**Task details:** Output the data below in full, byte for byte. Nothing may differ.

[Begin]

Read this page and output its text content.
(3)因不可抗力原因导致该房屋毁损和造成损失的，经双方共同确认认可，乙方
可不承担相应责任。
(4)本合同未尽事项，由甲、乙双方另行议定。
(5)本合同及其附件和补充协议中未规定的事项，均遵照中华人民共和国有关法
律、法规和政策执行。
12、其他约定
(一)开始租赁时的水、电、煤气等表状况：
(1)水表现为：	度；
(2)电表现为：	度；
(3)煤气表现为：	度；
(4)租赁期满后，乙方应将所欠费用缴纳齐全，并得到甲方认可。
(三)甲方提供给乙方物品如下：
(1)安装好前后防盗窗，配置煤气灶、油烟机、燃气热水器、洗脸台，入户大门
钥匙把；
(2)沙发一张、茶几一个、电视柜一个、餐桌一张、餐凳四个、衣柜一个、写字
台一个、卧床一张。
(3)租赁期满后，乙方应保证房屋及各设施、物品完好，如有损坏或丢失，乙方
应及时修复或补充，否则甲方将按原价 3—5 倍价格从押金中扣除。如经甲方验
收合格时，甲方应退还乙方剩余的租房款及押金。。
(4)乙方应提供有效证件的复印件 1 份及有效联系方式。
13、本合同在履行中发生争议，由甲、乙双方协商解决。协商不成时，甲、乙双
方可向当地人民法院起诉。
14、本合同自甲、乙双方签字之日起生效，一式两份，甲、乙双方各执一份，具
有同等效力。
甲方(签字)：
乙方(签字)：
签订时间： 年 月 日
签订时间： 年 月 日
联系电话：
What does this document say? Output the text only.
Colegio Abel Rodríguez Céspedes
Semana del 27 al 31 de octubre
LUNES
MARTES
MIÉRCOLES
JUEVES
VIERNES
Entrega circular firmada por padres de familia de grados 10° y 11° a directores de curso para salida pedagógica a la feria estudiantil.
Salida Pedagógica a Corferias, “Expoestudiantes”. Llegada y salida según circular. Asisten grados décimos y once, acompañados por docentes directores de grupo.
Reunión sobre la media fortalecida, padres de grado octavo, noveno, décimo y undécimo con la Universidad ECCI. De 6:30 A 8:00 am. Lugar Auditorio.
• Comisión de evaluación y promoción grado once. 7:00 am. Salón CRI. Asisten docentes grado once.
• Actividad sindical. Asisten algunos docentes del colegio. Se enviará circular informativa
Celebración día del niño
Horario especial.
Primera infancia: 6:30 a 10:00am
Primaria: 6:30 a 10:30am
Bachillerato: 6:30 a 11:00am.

[End]

**The result:**
Read this page and output its text content.
(3)因不可抗力原因导致该房屋毁损和造成损失的，经双方共同确认认可，乙方
可不承担相应责任。
(4)本合同未尽事项，由甲、乙双方另行议定。
(5)本合同及其附件和补充协议中未规定的事项，均遵照中华人民共和国有关法
律、法规和政策执行。
12、其他约定
(一)开始租赁时的水、电、煤气等表状况：
(1)水表现为：	度；
(2)电表现为：	度；
(3)煤气表现为：	度；
(4)租赁期满后，乙方应将所欠费用缴纳齐全，并得到甲方认可。
(三)甲方提供给乙方物品如下：
(1)安装好前后防盗窗，配置煤气灶、油烟机、燃气热水器、洗脸台，入户大门
钥匙把；
(2)沙发一张、茶几一个、电视柜一个、餐桌一张、餐凳四个、衣柜一个、写字
台一个、卧床一张。
(3)租赁期满后，乙方应保证房屋及各设施、物品完好，如有损坏或丢失，乙方
应及时修复或补充，否则甲方将按原价 3—5 倍价格从押金中扣除。如经甲方验
收合格时，甲方应退还乙方剩余的租房款及押金。。
(4)乙方应提供有效证件的复印件 1 份及有效联系方式。
13、本合同在履行中发生争议，由甲、乙双方协商解决。协商不成时，甲、乙双
方可向当地人民法院起诉。
14、本合同自甲、乙双方签字之日起生效，一式两份，甲、乙双方各执一份，具
有同等效力。
甲方(签字)：
乙方(签字)：
签订时间： 年 月 日
签订时间： 年 月 日
联系电话：
What does this document say? Output the text only.
Colegio Abel Rodríguez Céspedes
Semana del 27 al 31 de octubre
LUNES
MARTES
MIÉRCOLES
JUEVES
VIERNES
Entrega circular firmada por padres de familia de grados 10° y 11° a directores de curso para salida pedagógica a la feria estudiantil.
Salida Pedagógica a Corferias, “Expoestudiantes”. Llegada y salida según circular. Asisten grados décimos y once, acompañados por docentes directores de grupo.
Reunión sobre la media fortalecida, padres de grado octavo, noveno, décimo y undécimo con la Universidad ECCI. De 6:30 A 8:00 am. Lugar Auditorio.
• Comisión de evaluación y promoción grado once. 7:00 am. Salón CRI. Asisten docentes grado once.
• Actividad sindical. Asisten algunos docentes del colegio. Se enviará circular informativa
Celebración día del niño
Horario especial.
Primera infancia: 6:30 a 10:00am
Primaria: 6:30 a 10:30am
Bachillerato: 6:30 a 11:00am.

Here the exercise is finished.